━━━ Extracted material

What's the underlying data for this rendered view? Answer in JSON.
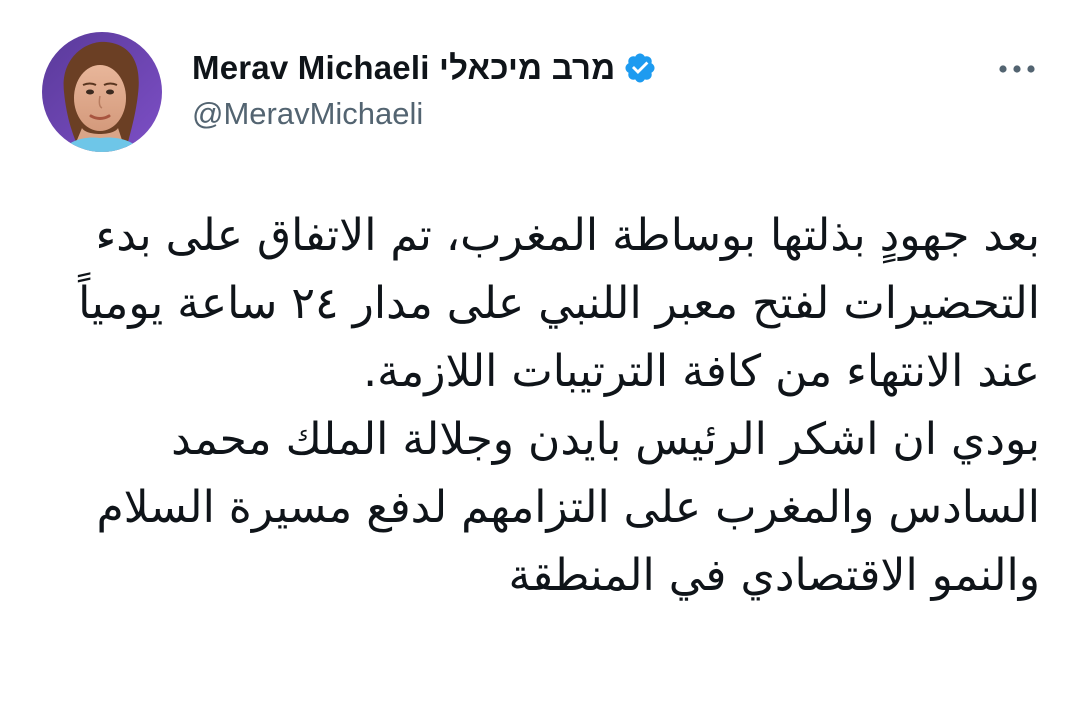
{
  "author": {
    "display_name": "Merav Michaeli מרב מיכאלי",
    "handle": "@MeravMichaeli",
    "avatar_icon": "profile-photo",
    "verified_icon": "verified-badge-icon",
    "verified_color": "#1d9bf0"
  },
  "menu": {
    "more_icon": "more-horizontal-icon"
  },
  "tweet": {
    "paragraphs": [
      "بعد جهودٍ بذلتها بوساطة المغرب، تم الاتفاق على بدء التحضيرات لفتح معبر اللنبي على مدار ٢٤ ساعة يومياً عند الانتهاء من كافة الترتيبات اللازمة.",
      "بودي ان اشكر الرئيس بايدن وجلالة الملك محمد السادس والمغرب على التزامهم لدفع مسيرة السلام والنمو الاقتصادي في المنطقة"
    ]
  },
  "colors": {
    "text_primary": "#0f1419",
    "text_secondary": "#536471",
    "background": "#ffffff"
  }
}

━━━━━━

# [Short exercise]
Pictures in the data above should not be copied; transcribe everything else exactly.

# [Written response]
What's the underlying data for this rendered view? Answer in JSON.
{
  "author": {
    "display_name": "Merav Michaeli מרב מיכאלי",
    "handle": "@MeravMichaeli",
    "avatar_icon": "profile-photo",
    "verified_icon": "verified-badge-icon",
    "verified_color": "#1d9bf0"
  },
  "menu": {
    "more_icon": "more-horizontal-icon"
  },
  "tweet": {
    "paragraphs": [
      "بعد جهودٍ بذلتها بوساطة المغرب، تم الاتفاق على بدء التحضيرات لفتح معبر اللنبي على مدار ٢٤ ساعة يومياً عند الانتهاء من كافة الترتيبات اللازمة.",
      "بودي ان اشكر الرئيس بايدن وجلالة الملك محمد السادس والمغرب على التزامهم لدفع مسيرة السلام والنمو الاقتصادي في المنطقة"
    ]
  },
  "colors": {
    "text_primary": "#0f1419",
    "text_secondary": "#536471",
    "background": "#ffffff"
  }
}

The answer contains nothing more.